(Dataset items)
___
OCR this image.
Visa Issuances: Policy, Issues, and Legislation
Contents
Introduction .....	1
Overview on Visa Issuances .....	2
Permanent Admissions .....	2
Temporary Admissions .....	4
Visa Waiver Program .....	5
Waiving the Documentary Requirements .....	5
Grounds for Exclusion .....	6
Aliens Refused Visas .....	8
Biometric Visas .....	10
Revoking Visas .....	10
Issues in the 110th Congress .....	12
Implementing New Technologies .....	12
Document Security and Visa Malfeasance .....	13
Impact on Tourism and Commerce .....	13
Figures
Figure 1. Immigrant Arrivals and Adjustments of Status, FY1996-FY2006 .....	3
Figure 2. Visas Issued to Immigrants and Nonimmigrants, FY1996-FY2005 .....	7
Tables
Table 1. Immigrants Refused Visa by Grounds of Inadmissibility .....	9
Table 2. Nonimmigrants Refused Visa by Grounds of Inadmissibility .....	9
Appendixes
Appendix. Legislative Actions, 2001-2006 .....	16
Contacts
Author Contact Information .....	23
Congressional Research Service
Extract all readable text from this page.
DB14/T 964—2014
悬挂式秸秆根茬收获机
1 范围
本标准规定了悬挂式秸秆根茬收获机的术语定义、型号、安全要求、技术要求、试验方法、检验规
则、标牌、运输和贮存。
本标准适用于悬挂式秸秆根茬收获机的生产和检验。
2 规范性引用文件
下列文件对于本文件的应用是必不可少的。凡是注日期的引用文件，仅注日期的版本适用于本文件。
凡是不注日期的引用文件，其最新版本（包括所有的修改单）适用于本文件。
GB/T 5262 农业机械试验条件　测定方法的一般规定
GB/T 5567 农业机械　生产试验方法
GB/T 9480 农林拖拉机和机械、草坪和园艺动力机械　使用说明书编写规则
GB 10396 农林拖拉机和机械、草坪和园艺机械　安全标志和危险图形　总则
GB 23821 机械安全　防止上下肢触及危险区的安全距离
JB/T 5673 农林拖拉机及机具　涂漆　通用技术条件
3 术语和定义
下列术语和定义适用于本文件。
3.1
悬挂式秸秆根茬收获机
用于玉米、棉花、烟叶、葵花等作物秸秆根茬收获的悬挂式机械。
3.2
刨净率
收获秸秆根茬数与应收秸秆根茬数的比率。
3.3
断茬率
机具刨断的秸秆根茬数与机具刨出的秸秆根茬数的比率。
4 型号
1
___
_Request_: Return all of the data exactly as it reads.

_Output for this exercise_:
OCR this image.
Visa Issuances: Policy, Issues, and Legislation
Contents
Introduction .....	1
Overview on Visa Issuances .....	2
Permanent Admissions .....	2
Temporary Admissions .....	4
Visa Waiver Program .....	5
Waiving the Documentary Requirements .....	5
Grounds for Exclusion .....	6
Aliens Refused Visas .....	8
Biometric Visas .....	10
Revoking Visas .....	10
Issues in the 110th Congress .....	12
Implementing New Technologies .....	12
Document Security and Visa Malfeasance .....	13
Impact on Tourism and Commerce .....	13
Figures
Figure 1. Immigrant Arrivals and Adjustments of Status, FY1996-FY2006 .....	3
Figure 2. Visas Issued to Immigrants and Nonimmigrants, FY1996-FY2005 .....	7
Tables
Table 1. Immigrants Refused Visa by Grounds of Inadmissibility .....	9
Table 2. Nonimmigrants Refused Visa by Grounds of Inadmissibility .....	9
Appendixes
Appendix. Legislative Actions, 2001-2006 .....	16
Contacts
Author Contact Information .....	23
Congressional Research Service
Extract all readable text from this page.
DB14/T 964—2014
悬挂式秸秆根茬收获机
1 范围
本标准规定了悬挂式秸秆根茬收获机的术语定义、型号、安全要求、技术要求、试验方法、检验规
则、标牌、运输和贮存。
本标准适用于悬挂式秸秆根茬收获机的生产和检验。
2 规范性引用文件
下列文件对于本文件的应用是必不可少的。凡是注日期的引用文件，仅注日期的版本适用于本文件。
凡是不注日期的引用文件，其最新版本（包括所有的修改单）适用于本文件。
GB/T 5262 农业机械试验条件　测定方法的一般规定
GB/T 5567 农业机械　生产试验方法
GB/T 9480 农林拖拉机和机械、草坪和园艺动力机械　使用说明书编写规则
GB 10396 农林拖拉机和机械、草坪和园艺机械　安全标志和危险图形　总则
GB 23821 机械安全　防止上下肢触及危险区的安全距离
JB/T 5673 农林拖拉机及机具　涂漆　通用技术条件
3 术语和定义
下列术语和定义适用于本文件。
3.1
悬挂式秸秆根茬收获机
用于玉米、棉花、烟叶、葵花等作物秸秆根茬收获的悬挂式机械。
3.2
刨净率
收获秸秆根茬数与应收秸秆根茬数的比率。
3.3
断茬率
机具刨断的秸秆根茬数与机具刨出的秸秆根茬数的比率。
4 型号
1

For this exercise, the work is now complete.